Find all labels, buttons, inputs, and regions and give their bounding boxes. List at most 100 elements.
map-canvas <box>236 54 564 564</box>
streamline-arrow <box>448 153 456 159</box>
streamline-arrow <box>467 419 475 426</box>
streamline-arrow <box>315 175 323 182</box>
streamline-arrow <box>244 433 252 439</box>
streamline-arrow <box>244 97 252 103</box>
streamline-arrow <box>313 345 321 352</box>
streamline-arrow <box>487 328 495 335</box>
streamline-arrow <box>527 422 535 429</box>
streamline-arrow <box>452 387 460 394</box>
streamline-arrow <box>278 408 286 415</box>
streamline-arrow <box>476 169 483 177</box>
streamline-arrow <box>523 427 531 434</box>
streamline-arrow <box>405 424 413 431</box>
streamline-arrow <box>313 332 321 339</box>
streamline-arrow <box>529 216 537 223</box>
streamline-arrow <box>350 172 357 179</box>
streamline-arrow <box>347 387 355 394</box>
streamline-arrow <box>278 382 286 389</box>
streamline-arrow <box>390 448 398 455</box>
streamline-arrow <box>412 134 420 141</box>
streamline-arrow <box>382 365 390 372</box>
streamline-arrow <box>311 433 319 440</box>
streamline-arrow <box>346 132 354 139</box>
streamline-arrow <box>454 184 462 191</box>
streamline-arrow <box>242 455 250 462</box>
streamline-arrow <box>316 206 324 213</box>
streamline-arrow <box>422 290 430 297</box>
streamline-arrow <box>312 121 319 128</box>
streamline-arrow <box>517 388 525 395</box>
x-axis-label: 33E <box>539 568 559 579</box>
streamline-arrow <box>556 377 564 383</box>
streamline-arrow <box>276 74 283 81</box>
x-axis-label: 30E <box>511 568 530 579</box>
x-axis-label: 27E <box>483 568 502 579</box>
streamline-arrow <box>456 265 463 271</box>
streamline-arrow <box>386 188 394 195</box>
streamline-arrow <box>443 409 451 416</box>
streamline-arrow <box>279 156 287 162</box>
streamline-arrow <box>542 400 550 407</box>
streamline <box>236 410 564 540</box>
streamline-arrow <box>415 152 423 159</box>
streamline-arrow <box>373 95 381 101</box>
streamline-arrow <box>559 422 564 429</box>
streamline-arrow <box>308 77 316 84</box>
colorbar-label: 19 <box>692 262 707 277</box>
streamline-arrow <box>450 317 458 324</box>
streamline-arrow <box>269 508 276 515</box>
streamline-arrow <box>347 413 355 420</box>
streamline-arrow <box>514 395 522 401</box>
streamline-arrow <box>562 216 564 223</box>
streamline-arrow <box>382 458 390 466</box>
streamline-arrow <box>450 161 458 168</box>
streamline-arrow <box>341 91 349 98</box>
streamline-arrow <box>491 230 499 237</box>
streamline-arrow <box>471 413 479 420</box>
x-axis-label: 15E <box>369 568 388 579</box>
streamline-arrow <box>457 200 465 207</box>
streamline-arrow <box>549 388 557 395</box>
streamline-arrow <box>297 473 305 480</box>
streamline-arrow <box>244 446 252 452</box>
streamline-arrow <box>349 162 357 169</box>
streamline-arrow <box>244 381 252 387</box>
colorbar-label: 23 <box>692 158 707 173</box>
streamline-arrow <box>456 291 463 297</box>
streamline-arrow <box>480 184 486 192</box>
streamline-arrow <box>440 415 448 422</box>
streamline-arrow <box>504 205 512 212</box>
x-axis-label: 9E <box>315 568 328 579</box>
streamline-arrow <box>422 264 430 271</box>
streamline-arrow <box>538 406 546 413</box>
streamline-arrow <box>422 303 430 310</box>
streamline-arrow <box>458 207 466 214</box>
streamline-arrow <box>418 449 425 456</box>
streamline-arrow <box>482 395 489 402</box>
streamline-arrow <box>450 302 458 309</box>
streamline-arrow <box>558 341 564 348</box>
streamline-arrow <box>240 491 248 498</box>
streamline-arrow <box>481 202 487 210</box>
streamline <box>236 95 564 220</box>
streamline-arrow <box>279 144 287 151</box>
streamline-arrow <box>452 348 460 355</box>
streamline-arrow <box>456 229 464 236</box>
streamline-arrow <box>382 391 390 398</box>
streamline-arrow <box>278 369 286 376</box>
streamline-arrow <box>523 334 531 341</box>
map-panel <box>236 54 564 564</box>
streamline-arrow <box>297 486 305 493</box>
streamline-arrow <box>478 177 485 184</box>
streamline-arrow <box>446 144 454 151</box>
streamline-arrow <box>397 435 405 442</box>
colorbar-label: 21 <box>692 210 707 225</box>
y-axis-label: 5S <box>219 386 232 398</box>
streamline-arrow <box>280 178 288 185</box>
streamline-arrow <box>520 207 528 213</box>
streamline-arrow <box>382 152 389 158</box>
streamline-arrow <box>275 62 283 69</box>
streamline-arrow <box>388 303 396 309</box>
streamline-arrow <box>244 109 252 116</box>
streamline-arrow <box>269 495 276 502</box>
---
### Exercise instructions
Copy out all of the data above, word for word and line by line, with nothing left out.

### Reply
Find all labels, buttons, inputs, and regions and give their bounding boxes. List at most 100 elements.
map-canvas <box>236 54 564 564</box>
streamline-arrow <box>448 153 456 159</box>
streamline-arrow <box>467 419 475 426</box>
streamline-arrow <box>315 175 323 182</box>
streamline-arrow <box>244 433 252 439</box>
streamline-arrow <box>244 97 252 103</box>
streamline-arrow <box>313 345 321 352</box>
streamline-arrow <box>487 328 495 335</box>
streamline-arrow <box>527 422 535 429</box>
streamline-arrow <box>452 387 460 394</box>
streamline-arrow <box>278 408 286 415</box>
streamline-arrow <box>476 169 483 177</box>
streamline-arrow <box>523 427 531 434</box>
streamline-arrow <box>405 424 413 431</box>
streamline-arrow <box>313 332 321 339</box>
streamline-arrow <box>529 216 537 223</box>
streamline-arrow <box>350 172 357 179</box>
streamline-arrow <box>347 387 355 394</box>
streamline-arrow <box>278 382 286 389</box>
streamline-arrow <box>390 448 398 455</box>
streamline-arrow <box>412 134 420 141</box>
streamline-arrow <box>382 365 390 372</box>
streamline-arrow <box>311 433 319 440</box>
streamline-arrow <box>346 132 354 139</box>
streamline-arrow <box>454 184 462 191</box>
streamline-arrow <box>242 455 250 462</box>
streamline-arrow <box>316 206 324 213</box>
streamline-arrow <box>422 290 430 297</box>
streamline-arrow <box>312 121 319 128</box>
streamline-arrow <box>517 388 525 395</box>
x-axis-label: 33E <box>539 568 559 579</box>
streamline-arrow <box>556 377 564 383</box>
streamline-arrow <box>276 74 283 81</box>
x-axis-label: 30E <box>511 568 530 579</box>
x-axis-label: 27E <box>483 568 502 579</box>
streamline-arrow <box>456 265 463 271</box>
streamline-arrow <box>386 188 394 195</box>
streamline-arrow <box>443 409 451 416</box>
streamline-arrow <box>279 156 287 162</box>
streamline-arrow <box>542 400 550 407</box>
streamline <box>236 410 564 540</box>
streamline-arrow <box>415 152 423 159</box>
streamline-arrow <box>373 95 381 101</box>
streamline-arrow <box>559 422 564 429</box>
streamline-arrow <box>308 77 316 84</box>
colorbar-label: 19 <box>692 262 707 277</box>
streamline-arrow <box>450 317 458 324</box>
streamline-arrow <box>269 508 276 515</box>
streamline-arrow <box>347 413 355 420</box>
streamline-arrow <box>514 395 522 401</box>
streamline-arrow <box>562 216 564 223</box>
streamline-arrow <box>382 458 390 466</box>
streamline-arrow <box>450 161 458 168</box>
streamline-arrow <box>341 91 349 98</box>
streamline-arrow <box>491 230 499 237</box>
streamline-arrow <box>471 413 479 420</box>
x-axis-label: 15E <box>369 568 388 579</box>
streamline-arrow <box>457 200 465 207</box>
streamline-arrow <box>549 388 557 395</box>
streamline-arrow <box>297 473 305 480</box>
streamline-arrow <box>244 446 252 452</box>
streamline-arrow <box>349 162 357 169</box>
streamline-arrow <box>244 381 252 387</box>
colorbar-label: 23 <box>692 158 707 173</box>
streamline-arrow <box>456 291 463 297</box>
streamline-arrow <box>480 184 486 192</box>
streamline-arrow <box>440 415 448 422</box>
streamline-arrow <box>504 205 512 212</box>
x-axis-label: 9E <box>315 568 328 579</box>
streamline-arrow <box>422 264 430 271</box>
streamline-arrow <box>538 406 546 413</box>
streamline-arrow <box>422 303 430 310</box>
streamline-arrow <box>458 207 466 214</box>
streamline-arrow <box>418 449 425 456</box>
streamline-arrow <box>482 395 489 402</box>
streamline-arrow <box>450 302 458 309</box>
streamline-arrow <box>558 341 564 348</box>
streamline-arrow <box>240 491 248 498</box>
streamline-arrow <box>481 202 487 210</box>
streamline <box>236 95 564 220</box>
streamline-arrow <box>279 144 287 151</box>
streamline-arrow <box>452 348 460 355</box>
streamline-arrow <box>456 229 464 236</box>
streamline-arrow <box>382 391 390 398</box>
streamline-arrow <box>278 369 286 376</box>
streamline-arrow <box>523 334 531 341</box>
map-panel <box>236 54 564 564</box>
streamline-arrow <box>297 486 305 493</box>
streamline-arrow <box>478 177 485 184</box>
streamline-arrow <box>446 144 454 151</box>
streamline-arrow <box>397 435 405 442</box>
colorbar-label: 21 <box>692 210 707 225</box>
y-axis-label: 5S <box>219 386 232 398</box>
streamline-arrow <box>280 178 288 185</box>
streamline-arrow <box>520 207 528 213</box>
streamline-arrow <box>382 152 389 158</box>
streamline-arrow <box>275 62 283 69</box>
streamline-arrow <box>388 303 396 309</box>
streamline-arrow <box>244 109 252 116</box>
streamline-arrow <box>269 495 276 502</box>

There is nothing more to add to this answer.